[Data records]
▬▬▬▬▬▬▬▬▬▬
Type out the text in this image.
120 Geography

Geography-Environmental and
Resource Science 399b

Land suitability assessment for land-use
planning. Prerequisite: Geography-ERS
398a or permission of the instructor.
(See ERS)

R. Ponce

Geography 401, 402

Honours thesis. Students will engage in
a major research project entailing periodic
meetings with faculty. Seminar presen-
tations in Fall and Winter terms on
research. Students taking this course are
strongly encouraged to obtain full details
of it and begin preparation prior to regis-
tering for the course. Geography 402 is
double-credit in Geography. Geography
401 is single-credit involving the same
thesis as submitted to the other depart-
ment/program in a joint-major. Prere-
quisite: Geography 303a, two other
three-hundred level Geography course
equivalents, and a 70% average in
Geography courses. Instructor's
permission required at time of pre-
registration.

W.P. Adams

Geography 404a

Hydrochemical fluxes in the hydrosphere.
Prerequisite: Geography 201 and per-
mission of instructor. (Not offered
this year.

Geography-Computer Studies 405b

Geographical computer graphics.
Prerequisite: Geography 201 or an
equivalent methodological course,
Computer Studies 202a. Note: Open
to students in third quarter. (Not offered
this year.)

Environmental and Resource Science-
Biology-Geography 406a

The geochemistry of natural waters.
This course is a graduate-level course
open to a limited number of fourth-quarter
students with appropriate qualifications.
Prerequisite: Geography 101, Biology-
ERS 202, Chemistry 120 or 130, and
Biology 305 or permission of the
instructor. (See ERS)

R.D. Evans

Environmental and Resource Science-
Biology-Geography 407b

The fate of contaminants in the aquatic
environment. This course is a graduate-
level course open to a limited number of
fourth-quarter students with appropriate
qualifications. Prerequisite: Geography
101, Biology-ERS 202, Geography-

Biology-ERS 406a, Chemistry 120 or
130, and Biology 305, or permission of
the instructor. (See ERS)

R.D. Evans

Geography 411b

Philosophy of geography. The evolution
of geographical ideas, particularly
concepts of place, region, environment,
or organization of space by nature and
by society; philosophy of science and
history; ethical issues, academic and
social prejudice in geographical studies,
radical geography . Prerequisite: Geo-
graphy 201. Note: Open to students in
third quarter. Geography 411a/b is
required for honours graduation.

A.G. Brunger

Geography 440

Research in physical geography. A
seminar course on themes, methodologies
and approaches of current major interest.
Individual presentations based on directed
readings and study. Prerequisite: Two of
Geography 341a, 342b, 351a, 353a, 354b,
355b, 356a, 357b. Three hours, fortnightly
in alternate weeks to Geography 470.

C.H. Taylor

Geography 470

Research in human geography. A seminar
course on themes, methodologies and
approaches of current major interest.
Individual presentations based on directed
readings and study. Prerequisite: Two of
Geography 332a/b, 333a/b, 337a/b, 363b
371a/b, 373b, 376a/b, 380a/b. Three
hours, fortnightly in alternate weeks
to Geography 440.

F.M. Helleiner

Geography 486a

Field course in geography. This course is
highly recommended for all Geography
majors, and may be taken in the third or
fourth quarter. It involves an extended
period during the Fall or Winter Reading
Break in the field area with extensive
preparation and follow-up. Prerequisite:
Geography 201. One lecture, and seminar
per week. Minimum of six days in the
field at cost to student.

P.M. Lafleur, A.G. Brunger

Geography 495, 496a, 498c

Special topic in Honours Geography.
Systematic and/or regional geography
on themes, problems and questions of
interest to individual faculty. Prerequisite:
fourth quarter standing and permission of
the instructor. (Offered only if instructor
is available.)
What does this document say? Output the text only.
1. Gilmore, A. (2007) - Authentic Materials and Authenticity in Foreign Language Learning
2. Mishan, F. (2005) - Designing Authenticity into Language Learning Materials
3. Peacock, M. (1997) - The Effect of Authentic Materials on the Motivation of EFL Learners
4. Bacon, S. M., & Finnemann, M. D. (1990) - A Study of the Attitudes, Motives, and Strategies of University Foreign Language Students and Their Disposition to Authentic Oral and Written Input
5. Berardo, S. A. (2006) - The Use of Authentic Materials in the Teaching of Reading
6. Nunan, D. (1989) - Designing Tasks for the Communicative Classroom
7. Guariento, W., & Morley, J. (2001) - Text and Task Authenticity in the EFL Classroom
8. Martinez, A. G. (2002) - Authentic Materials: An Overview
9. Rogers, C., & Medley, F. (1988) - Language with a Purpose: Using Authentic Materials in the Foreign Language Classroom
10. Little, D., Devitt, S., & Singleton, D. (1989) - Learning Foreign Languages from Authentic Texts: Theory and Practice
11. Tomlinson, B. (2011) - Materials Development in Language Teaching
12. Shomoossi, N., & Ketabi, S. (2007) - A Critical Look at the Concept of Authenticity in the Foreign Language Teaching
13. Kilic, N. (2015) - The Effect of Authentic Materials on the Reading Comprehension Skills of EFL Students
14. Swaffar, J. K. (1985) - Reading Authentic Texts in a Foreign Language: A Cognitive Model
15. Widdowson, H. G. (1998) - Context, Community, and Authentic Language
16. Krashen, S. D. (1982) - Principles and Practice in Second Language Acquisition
▬▬▬▬▬▬▬▬▬▬
What to produce ::
Please quote every record above exactly as it appears.

Result below ::
Type out the text in this image.
120 Geography

Geography-Environmental and
Resource Science 399b

Land suitability assessment for land-use
planning. Prerequisite: Geography-ERS
398a or permission of the instructor.
(See ERS)

R. Ponce

Geography 401, 402

Honours thesis. Students will engage in
a major research project entailing periodic
meetings with faculty. Seminar presen-
tations in Fall and Winter terms on
research. Students taking this course are
strongly encouraged to obtain full details
of it and begin preparation prior to regis-
tering for the course. Geography 402 is
double-credit in Geography. Geography
401 is single-credit involving the same
thesis as submitted to the other depart-
ment/program in a joint-major. Prere-
quisite: Geography 303a, two other
three-hundred level Geography course
equivalents, and a 70% average in
Geography courses. Instructor's
permission required at time of pre-
registration.

W.P. Adams

Geography 404a

Hydrochemical fluxes in the hydrosphere.
Prerequisite: Geography 201 and per-
mission of instructor. (Not offered
this year.

Geography-Computer Studies 405b

Geographical computer graphics.
Prerequisite: Geography 201 or an
equivalent methodological course,
Computer Studies 202a. Note: Open
to students in third quarter. (Not offered
this year.)

Environmental and Resource Science-
Biology-Geography 406a

The geochemistry of natural waters.
This course is a graduate-level course
open to a limited number of fourth-quarter
students with appropriate qualifications.
Prerequisite: Geography 101, Biology-
ERS 202, Chemistry 120 or 130, and
Biology 305 or permission of the
instructor. (See ERS)

R.D. Evans

Environmental and Resource Science-
Biology-Geography 407b

The fate of contaminants in the aquatic
environment. This course is a graduate-
level course open to a limited number of
fourth-quarter students with appropriate
qualifications. Prerequisite: Geography
101, Biology-ERS 202, Geography-

Biology-ERS 406a, Chemistry 120 or
130, and Biology 305, or permission of
the instructor. (See ERS)

R.D. Evans

Geography 411b

Philosophy of geography. The evolution
of geographical ideas, particularly
concepts of place, region, environment,
or organization of space by nature and
by society; philosophy of science and
history; ethical issues, academic and
social prejudice in geographical studies,
radical geography . Prerequisite: Geo-
graphy 201. Note: Open to students in
third quarter. Geography 411a/b is
required for honours graduation.

A.G. Brunger

Geography 440

Research in physical geography. A
seminar course on themes, methodologies
and approaches of current major interest.
Individual presentations based on directed
readings and study. Prerequisite: Two of
Geography 341a, 342b, 351a, 353a, 354b,
355b, 356a, 357b. Three hours, fortnightly
in alternate weeks to Geography 470.

C.H. Taylor

Geography 470

Research in human geography. A seminar
course on themes, methodologies and
approaches of current major interest.
Individual presentations based on directed
readings and study. Prerequisite: Two of
Geography 332a/b, 333a/b, 337a/b, 363b
371a/b, 373b, 376a/b, 380a/b. Three
hours, fortnightly in alternate weeks
to Geography 440.

F.M. Helleiner

Geography 486a

Field course in geography. This course is
highly recommended for all Geography
majors, and may be taken in the third or
fourth quarter. It involves an extended
period during the Fall or Winter Reading
Break in the field area with extensive
preparation and follow-up. Prerequisite:
Geography 201. One lecture, and seminar
per week. Minimum of six days in the
field at cost to student.

P.M. Lafleur, A.G. Brunger

Geography 495, 496a, 498c

Special topic in Honours Geography.
Systematic and/or regional geography
on themes, problems and questions of
interest to individual faculty. Prerequisite:
fourth quarter standing and permission of
the instructor. (Offered only if instructor
is available.)
What does this document say? Output the text only.
1. Gilmore, A. (2007) - Authentic Materials and Authenticity in Foreign Language Learning
2. Mishan, F. (2005) - Designing Authenticity into Language Learning Materials
3. Peacock, M. (1997) - The Effect of Authentic Materials on the Motivation of EFL Learners
4. Bacon, S. M., & Finnemann, M. D. (1990) - A Study of the Attitudes, Motives, and Strategies of University Foreign Language Students and Their Disposition to Authentic Oral and Written Input
5. Berardo, S. A. (2006) - The Use of Authentic Materials in the Teaching of Reading
6. Nunan, D. (1989) - Designing Tasks for the Communicative Classroom
7. Guariento, W., & Morley, J. (2001) - Text and Task Authenticity in the EFL Classroom
8. Martinez, A. G. (2002) - Authentic Materials: An Overview
9. Rogers, C., & Medley, F. (1988) - Language with a Purpose: Using Authentic Materials in the Foreign Language Classroom
10. Little, D., Devitt, S., & Singleton, D. (1989) - Learning Foreign Languages from Authentic Texts: Theory and Practice
11. Tomlinson, B. (2011) - Materials Development in Language Teaching
12. Shomoossi, N., & Ketabi, S. (2007) - A Critical Look at the Concept of Authenticity in the Foreign Language Teaching
13. Kilic, N. (2015) - The Effect of Authentic Materials on the Reading Comprehension Skills of EFL Students
14. Swaffar, J. K. (1985) - Reading Authentic Texts in a Foreign Language: A Cognitive Model
15. Widdowson, H. G. (1998) - Context, Community, and Authentic Language
16. Krashen, S. D. (1982) - Principles and Practice in Second Language Acquisition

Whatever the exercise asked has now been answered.